THE EXERCISE ▸ Spot every line with the word "vous" and return it.

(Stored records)
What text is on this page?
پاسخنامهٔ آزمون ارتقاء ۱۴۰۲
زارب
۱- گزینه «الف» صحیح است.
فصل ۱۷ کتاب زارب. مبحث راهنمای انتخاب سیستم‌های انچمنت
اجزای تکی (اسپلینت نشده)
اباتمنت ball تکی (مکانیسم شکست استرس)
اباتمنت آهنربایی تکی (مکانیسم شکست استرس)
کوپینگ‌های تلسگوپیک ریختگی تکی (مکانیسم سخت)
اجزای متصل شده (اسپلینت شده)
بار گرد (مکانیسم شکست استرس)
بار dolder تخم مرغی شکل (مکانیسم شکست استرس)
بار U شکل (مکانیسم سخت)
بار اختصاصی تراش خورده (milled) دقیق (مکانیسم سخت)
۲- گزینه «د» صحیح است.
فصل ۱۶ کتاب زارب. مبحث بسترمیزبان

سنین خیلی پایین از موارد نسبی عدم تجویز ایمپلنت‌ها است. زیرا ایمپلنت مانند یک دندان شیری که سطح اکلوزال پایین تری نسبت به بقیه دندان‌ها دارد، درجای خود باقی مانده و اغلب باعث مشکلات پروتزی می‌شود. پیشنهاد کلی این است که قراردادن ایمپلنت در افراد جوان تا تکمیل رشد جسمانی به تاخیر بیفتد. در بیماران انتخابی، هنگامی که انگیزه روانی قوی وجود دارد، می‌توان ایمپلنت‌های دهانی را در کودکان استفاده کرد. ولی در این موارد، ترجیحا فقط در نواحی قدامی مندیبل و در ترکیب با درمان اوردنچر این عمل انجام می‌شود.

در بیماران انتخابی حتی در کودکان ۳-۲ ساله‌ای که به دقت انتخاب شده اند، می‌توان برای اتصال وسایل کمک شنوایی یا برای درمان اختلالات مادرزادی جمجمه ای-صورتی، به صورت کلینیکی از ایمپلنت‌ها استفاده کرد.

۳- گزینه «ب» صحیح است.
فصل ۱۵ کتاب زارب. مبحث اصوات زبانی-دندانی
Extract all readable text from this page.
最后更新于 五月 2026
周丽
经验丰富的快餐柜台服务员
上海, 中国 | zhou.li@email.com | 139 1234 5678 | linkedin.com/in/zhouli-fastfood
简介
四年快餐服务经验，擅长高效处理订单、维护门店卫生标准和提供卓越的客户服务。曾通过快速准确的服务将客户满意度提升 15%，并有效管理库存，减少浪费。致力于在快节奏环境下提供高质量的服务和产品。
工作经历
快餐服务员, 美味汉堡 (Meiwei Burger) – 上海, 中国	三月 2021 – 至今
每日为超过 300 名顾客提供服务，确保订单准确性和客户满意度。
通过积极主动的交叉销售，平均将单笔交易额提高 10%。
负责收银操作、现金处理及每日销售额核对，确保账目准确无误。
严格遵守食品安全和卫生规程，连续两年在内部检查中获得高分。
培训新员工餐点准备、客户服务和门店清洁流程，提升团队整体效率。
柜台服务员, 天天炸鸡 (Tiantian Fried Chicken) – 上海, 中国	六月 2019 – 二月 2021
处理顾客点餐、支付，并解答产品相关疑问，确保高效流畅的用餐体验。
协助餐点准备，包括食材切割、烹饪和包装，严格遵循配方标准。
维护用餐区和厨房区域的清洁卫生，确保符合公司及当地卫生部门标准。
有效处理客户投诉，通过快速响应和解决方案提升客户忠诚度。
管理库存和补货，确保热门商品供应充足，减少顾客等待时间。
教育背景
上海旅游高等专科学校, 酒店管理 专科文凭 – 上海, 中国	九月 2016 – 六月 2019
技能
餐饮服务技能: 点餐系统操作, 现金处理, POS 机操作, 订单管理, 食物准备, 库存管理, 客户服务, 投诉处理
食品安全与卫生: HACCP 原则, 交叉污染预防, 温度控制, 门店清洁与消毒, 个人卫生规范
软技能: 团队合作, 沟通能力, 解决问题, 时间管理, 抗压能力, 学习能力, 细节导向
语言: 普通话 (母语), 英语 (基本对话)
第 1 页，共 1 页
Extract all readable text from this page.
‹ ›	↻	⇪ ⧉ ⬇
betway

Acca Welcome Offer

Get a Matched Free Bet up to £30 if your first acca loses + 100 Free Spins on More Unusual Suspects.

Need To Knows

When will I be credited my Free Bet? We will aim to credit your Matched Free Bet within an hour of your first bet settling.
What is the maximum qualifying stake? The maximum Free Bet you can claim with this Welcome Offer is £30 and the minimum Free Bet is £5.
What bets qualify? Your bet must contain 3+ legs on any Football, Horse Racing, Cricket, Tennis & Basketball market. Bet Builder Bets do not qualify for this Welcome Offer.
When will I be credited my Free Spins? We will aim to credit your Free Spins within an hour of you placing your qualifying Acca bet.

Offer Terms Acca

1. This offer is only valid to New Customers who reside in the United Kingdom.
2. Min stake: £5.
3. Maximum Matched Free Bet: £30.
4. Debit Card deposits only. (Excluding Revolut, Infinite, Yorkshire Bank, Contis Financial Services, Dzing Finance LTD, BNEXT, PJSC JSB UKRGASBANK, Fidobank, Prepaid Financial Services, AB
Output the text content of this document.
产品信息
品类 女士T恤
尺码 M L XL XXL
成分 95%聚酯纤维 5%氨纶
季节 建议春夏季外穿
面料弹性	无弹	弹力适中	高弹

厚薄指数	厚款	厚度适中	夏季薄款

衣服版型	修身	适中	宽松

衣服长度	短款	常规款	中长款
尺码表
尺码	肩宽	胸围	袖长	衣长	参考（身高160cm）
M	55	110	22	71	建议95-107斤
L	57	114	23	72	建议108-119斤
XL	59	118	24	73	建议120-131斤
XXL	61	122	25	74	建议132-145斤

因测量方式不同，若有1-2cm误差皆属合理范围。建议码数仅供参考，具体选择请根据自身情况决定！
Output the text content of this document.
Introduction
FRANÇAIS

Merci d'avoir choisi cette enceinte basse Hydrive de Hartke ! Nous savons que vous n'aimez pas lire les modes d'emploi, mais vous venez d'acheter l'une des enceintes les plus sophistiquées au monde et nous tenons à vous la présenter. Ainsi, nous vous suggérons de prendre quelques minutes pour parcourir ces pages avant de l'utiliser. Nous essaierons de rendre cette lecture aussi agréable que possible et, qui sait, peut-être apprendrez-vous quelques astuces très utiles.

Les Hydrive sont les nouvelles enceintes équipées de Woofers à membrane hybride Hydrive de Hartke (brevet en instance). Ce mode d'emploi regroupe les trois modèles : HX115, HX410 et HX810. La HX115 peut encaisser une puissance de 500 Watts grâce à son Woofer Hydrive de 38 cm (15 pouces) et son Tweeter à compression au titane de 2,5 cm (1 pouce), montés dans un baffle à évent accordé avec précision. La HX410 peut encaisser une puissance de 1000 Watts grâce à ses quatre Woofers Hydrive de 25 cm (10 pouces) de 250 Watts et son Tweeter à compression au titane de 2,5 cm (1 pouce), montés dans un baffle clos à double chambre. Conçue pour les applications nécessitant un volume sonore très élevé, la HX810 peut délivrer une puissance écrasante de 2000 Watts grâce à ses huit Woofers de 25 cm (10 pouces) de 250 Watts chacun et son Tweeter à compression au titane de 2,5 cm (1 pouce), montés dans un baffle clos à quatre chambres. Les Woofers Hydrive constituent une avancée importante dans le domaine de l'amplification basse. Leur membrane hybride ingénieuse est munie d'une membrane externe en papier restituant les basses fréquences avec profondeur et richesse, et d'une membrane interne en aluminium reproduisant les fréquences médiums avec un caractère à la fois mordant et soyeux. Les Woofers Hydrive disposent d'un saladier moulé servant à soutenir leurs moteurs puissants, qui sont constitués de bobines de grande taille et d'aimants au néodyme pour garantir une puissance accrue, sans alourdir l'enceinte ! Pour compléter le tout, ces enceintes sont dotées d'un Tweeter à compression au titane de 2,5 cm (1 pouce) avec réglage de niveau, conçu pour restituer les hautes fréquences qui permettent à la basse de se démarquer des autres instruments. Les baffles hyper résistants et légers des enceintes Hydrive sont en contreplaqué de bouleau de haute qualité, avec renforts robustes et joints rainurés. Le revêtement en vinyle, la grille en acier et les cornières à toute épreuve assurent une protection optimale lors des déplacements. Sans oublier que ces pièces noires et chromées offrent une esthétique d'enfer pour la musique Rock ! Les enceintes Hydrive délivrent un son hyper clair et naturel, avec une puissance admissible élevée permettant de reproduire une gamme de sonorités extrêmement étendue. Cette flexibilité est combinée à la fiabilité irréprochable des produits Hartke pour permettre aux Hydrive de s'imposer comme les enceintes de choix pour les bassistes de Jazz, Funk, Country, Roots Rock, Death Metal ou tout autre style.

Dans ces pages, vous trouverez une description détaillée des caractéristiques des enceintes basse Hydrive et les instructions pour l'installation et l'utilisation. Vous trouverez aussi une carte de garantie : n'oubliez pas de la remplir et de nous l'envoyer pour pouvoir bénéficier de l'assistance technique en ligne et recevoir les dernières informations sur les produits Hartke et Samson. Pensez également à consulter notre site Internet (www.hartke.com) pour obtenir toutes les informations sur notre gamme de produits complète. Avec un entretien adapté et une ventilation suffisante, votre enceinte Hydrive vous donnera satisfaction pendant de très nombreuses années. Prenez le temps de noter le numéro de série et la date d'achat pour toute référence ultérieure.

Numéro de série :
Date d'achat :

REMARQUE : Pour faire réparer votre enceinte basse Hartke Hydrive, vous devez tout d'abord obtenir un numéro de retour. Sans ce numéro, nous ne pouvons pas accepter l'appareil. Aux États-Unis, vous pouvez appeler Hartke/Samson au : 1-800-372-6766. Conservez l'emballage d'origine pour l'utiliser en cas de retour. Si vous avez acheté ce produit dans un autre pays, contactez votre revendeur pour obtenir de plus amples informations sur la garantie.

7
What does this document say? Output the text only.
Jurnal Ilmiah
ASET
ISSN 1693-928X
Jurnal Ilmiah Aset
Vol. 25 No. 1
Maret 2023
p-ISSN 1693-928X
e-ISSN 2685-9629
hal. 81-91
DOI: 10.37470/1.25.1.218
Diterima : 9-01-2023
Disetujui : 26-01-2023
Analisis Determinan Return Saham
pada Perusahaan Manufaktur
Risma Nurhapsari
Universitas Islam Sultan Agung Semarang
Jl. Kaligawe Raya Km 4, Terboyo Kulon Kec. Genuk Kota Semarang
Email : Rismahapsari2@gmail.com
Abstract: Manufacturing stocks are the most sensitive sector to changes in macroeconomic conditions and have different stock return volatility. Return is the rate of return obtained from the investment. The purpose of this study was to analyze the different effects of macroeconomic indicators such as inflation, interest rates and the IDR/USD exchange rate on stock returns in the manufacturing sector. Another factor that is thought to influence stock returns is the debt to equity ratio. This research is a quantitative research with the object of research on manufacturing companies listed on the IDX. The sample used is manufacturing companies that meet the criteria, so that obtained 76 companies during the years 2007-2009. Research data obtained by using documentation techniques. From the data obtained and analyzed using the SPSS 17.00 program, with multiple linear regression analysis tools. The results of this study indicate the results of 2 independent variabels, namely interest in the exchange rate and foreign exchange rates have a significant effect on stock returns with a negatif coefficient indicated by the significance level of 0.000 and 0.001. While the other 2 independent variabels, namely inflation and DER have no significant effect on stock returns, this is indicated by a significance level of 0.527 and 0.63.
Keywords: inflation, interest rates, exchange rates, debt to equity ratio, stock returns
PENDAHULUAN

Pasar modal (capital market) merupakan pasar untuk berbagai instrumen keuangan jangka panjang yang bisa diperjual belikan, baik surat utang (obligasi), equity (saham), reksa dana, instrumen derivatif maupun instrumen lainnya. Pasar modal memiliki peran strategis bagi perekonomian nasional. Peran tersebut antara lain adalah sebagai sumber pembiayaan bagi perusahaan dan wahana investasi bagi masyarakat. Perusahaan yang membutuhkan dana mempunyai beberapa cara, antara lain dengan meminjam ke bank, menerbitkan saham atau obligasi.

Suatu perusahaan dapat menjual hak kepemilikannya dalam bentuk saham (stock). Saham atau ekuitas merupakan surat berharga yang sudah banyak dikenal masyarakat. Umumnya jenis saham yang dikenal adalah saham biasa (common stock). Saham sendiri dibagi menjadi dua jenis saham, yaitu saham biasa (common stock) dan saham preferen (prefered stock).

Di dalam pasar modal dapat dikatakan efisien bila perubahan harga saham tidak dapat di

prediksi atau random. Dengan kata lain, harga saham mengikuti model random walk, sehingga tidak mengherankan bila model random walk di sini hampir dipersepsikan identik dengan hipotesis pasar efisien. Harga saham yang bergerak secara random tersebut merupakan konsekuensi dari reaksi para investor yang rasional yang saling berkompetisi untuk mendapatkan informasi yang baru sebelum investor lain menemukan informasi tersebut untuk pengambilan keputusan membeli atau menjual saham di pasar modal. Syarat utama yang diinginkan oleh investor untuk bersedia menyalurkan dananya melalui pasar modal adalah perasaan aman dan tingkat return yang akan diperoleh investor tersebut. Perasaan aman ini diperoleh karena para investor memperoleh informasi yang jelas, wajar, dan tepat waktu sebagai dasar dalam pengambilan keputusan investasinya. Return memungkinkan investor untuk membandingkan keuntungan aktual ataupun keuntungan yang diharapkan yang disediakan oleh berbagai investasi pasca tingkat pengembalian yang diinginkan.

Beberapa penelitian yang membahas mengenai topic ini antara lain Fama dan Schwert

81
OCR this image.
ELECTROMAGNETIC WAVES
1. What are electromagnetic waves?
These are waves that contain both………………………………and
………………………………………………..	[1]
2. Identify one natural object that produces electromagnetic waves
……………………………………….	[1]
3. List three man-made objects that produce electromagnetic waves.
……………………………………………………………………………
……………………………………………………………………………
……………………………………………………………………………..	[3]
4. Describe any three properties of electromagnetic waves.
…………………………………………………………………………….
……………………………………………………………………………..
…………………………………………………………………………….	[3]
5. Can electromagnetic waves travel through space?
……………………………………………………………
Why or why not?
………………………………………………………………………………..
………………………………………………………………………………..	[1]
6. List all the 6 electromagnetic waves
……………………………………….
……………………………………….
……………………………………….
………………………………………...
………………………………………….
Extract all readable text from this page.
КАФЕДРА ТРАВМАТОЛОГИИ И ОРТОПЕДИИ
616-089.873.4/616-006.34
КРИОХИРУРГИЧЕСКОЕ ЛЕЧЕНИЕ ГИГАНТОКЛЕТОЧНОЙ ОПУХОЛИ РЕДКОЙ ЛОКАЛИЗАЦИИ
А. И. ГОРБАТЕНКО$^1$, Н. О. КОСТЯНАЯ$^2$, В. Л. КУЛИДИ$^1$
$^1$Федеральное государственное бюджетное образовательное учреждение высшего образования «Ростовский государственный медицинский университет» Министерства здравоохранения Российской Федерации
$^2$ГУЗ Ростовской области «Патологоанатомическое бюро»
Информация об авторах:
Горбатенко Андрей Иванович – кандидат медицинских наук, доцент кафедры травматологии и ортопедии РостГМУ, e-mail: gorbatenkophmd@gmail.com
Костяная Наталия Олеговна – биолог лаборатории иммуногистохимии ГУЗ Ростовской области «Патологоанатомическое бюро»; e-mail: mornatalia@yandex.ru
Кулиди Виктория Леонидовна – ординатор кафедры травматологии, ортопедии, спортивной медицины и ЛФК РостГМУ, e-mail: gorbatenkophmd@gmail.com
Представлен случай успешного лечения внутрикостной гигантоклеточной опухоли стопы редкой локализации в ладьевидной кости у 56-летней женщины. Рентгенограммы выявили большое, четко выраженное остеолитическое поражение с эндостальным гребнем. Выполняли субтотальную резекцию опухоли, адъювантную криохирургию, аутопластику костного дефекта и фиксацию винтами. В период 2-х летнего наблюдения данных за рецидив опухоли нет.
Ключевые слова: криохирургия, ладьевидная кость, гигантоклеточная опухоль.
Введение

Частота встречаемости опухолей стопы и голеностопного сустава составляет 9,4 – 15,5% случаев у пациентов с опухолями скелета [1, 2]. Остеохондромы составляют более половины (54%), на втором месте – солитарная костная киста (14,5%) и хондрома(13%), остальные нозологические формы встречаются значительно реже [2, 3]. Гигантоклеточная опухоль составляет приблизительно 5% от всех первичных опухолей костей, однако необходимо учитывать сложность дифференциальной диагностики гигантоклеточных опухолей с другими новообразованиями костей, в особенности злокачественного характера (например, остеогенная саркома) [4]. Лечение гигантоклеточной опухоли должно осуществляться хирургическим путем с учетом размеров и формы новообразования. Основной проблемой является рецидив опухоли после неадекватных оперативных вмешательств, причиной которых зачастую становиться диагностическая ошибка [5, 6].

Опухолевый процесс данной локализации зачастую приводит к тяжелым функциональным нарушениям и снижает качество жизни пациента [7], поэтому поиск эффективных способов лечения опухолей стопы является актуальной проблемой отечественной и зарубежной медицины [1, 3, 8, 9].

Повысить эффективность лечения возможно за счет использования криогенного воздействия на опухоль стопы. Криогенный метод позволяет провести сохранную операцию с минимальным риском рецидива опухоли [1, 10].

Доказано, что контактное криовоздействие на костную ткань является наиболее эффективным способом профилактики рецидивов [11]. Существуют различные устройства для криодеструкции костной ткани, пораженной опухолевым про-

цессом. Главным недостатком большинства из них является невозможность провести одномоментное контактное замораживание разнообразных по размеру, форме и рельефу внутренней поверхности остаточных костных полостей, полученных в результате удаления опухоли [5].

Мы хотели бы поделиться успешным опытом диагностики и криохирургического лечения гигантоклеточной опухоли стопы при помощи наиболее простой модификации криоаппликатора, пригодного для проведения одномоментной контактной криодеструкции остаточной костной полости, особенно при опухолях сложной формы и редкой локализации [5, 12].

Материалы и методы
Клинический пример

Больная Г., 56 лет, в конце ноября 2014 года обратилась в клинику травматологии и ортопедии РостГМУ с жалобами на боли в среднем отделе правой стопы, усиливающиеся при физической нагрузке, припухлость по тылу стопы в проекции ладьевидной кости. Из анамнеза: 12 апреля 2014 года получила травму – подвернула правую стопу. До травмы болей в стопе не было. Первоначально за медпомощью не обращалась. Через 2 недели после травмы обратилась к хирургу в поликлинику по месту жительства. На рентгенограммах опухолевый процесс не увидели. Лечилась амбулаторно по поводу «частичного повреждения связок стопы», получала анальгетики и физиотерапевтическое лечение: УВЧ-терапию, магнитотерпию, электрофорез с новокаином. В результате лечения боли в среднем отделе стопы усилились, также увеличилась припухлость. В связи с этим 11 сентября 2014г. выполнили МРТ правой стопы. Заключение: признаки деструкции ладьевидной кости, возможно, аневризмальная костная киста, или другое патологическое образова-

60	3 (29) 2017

TASK RESULT ▸
Merci d'avoir choisi cette enceinte basse Hydrive de Hartke ! Nous savons que vous n'aimez pas lire les modes d'emploi, mais vous venez d'acheter l'une des enceintes les plus sophistiquées au monde et nous tenons à vous la présenter. Ainsi, nous vous suggérons de prendre quelques minutes pour parcourir ces pages avant de l'utiliser. Nous essaierons de rendre cette lecture aussi agréable que possible et, qui sait, peut-être apprendrez-vous quelques astuces très utiles.
Dans ces pages, vous trouverez une description détaillée des caractéristiques des enceintes basse Hydrive et les instructions pour l'installation et l'utilisation. Vous trouverez aussi une carte de garantie : n'oubliez pas de la remplir et de nous l'envoyer pour pouvoir bénéficier de l'assistance technique en ligne et recevoir les dernières informations sur les produits Hartke et Samson. Pensez également à consulter notre site Internet (www.hartke.com) pour obtenir toutes les informations sur notre gamme de produits complète. Avec un entretien adapté et une ventilation suffisante, votre enceinte Hydrive vous donnera satisfaction pendant de très nombreuses années. Prenez le temps de noter le numéro de série et la date d'achat pour toute référence ultérieure.
REMARQUE : Pour faire réparer votre enceinte basse Hartke Hydrive, vous devez tout d'abord obtenir un numéro de retour. Sans ce numéro, nous ne pouvons pas accepter l'appareil. Aux États-Unis, vous pouvez appeler Hartke/Samson au : 1-800-372-6766. Conservez l'emballage d'origine pour l'utiliser en cas de retour. Si vous avez acheté ce produit dans un autre pays, contactez votre revendeur pour obtenir de plus amples informations sur la garantie.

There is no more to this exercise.